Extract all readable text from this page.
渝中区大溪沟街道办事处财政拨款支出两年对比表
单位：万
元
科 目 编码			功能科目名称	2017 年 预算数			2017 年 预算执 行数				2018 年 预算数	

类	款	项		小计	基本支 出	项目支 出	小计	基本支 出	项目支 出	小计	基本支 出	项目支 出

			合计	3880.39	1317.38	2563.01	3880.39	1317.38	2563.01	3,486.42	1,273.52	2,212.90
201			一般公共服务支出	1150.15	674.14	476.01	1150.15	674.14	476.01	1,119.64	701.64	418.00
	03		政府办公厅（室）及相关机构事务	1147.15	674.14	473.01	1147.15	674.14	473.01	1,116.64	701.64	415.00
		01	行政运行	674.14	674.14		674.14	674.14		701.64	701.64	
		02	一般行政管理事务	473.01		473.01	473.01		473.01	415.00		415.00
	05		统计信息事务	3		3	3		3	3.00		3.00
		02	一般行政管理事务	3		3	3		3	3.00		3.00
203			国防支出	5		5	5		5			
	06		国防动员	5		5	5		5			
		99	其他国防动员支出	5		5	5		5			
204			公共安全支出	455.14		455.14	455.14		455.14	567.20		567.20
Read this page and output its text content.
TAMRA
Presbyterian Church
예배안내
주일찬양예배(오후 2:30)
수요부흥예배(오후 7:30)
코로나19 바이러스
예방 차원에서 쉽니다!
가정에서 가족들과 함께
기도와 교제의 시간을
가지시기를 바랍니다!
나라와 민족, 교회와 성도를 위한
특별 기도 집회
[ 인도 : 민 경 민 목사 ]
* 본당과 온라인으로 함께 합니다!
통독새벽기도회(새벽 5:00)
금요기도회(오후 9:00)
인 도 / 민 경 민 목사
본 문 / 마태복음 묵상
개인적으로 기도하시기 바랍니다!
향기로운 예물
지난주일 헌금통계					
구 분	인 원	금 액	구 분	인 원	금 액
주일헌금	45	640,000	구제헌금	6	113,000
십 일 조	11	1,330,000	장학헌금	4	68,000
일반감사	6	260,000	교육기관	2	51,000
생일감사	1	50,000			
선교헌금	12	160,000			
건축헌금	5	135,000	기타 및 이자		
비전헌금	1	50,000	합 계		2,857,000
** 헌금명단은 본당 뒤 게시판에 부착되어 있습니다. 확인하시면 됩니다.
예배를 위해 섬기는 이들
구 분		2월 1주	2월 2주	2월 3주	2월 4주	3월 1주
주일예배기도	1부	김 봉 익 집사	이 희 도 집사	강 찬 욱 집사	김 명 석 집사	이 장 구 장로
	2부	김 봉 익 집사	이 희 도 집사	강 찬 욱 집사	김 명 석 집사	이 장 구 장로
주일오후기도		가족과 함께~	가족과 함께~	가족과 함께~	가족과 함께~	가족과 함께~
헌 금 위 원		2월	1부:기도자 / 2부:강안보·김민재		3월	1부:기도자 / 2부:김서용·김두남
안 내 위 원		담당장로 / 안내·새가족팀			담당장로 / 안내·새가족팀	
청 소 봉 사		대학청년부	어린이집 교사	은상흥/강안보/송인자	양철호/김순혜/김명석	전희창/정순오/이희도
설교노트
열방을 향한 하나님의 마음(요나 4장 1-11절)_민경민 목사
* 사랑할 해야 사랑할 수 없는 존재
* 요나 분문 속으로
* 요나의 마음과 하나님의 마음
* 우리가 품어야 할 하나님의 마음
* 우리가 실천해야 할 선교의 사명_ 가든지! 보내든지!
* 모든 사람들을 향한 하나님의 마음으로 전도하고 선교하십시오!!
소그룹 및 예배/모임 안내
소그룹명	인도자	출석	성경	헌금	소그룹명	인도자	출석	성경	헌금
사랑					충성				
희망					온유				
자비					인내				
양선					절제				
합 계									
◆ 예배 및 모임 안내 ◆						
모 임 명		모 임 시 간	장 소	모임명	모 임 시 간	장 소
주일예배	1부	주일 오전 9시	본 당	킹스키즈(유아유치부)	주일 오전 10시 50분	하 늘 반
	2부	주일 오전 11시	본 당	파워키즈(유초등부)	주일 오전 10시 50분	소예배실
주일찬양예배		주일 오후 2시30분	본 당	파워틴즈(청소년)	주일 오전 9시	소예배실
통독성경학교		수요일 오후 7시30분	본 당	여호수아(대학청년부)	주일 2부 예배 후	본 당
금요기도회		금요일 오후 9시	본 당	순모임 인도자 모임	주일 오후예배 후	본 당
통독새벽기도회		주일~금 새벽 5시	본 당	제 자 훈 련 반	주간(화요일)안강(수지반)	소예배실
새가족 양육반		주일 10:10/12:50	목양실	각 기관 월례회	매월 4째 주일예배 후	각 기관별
----
:: Job ::
Read the entries above, then pull out the lines that include "一般行政管理事务".

:: Exercise response ::
		02	一般行政管理事务	473.01		473.01	473.01		473.01	415.00		415.00
		02	一般行政管理事务	3		3	3		3	3.00		3.00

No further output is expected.